• _TASK INSTRUCTIONS_
In the material below, identify each line bearing the word "this". Reproduce those lines.

-------- SUPPLIED DATA

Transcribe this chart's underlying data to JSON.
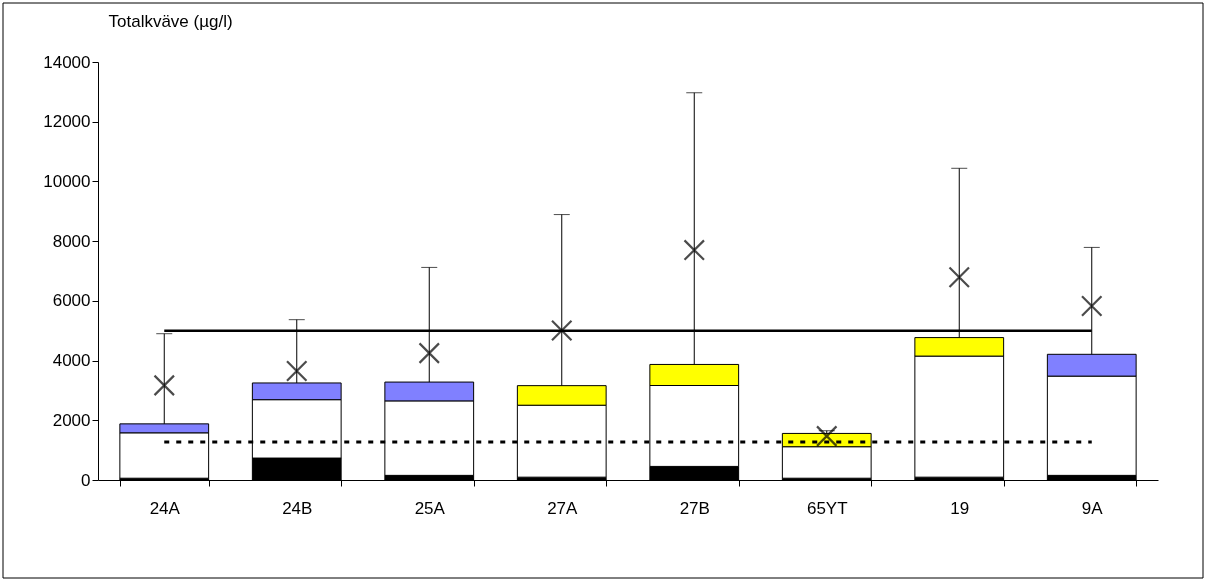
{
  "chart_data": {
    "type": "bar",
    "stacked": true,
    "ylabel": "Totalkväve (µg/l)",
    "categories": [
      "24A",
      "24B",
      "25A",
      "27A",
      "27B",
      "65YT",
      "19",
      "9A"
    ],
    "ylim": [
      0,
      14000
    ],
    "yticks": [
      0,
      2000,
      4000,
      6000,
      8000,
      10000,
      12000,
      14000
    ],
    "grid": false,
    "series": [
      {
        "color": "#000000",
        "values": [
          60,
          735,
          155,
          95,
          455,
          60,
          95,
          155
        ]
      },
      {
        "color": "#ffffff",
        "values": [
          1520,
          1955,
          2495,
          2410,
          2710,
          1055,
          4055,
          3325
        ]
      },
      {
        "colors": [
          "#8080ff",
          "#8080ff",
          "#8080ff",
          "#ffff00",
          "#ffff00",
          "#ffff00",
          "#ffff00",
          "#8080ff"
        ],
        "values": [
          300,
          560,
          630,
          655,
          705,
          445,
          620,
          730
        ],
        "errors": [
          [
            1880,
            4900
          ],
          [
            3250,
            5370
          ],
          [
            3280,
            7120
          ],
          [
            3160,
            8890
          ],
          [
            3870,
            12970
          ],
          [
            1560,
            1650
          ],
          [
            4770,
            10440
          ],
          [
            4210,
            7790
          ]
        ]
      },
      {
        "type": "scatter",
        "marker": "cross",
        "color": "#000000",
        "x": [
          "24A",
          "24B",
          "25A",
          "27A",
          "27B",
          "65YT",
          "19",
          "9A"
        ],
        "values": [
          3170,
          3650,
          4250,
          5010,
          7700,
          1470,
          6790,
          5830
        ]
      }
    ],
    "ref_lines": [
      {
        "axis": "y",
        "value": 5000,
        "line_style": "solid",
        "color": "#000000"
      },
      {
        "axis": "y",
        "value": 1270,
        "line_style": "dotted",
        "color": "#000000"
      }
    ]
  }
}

----------------
-------- SUPPLIED DATA

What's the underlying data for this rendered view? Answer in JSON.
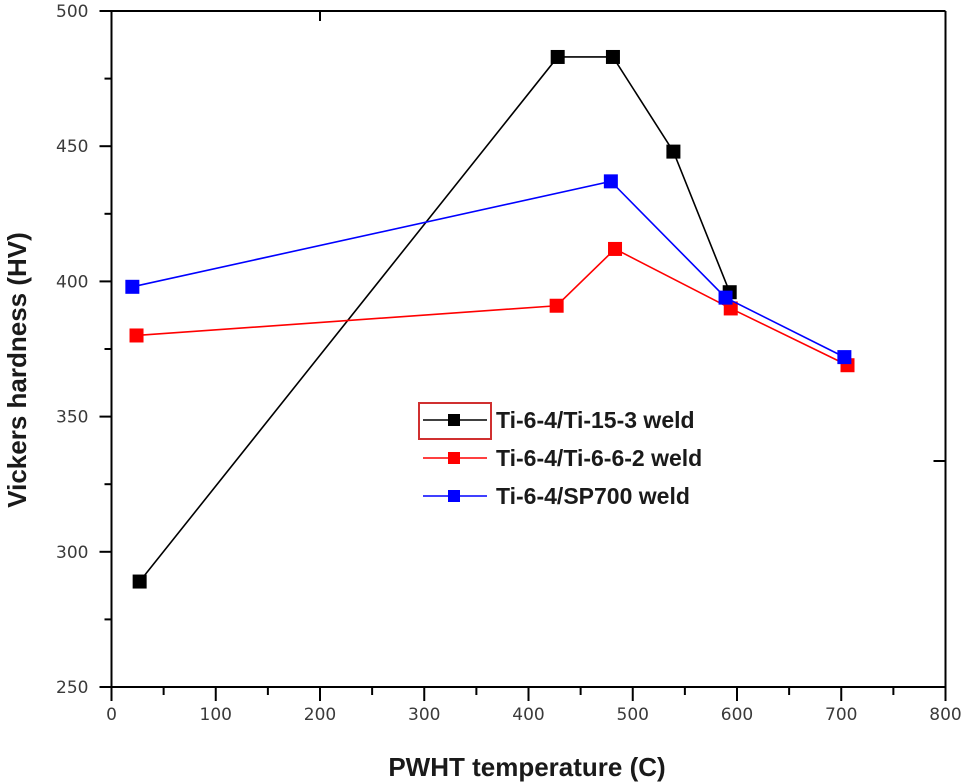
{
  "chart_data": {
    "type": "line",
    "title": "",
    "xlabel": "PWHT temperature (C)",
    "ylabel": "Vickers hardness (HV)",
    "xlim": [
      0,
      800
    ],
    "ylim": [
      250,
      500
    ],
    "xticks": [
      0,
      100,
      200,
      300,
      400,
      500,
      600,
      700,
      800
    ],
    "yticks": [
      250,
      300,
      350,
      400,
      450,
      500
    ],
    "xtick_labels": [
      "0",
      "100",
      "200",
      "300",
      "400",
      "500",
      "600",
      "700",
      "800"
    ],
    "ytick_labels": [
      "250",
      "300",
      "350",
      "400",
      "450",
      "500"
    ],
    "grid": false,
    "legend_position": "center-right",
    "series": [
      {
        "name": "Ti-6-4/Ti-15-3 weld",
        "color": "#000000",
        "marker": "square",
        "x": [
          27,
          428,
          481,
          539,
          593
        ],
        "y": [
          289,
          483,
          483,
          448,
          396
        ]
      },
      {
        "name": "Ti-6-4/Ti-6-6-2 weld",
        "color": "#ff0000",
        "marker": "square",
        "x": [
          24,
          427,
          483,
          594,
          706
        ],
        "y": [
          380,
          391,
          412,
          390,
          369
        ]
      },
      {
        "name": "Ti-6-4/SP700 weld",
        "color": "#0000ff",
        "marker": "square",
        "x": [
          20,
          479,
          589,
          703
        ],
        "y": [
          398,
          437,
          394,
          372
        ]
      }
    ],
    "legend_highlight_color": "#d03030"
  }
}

----------------

• _THE SOLUTION_
Transcribe this chart's underlying data to JSON.
What's the underlying data for this rendered view? Answer in JSON.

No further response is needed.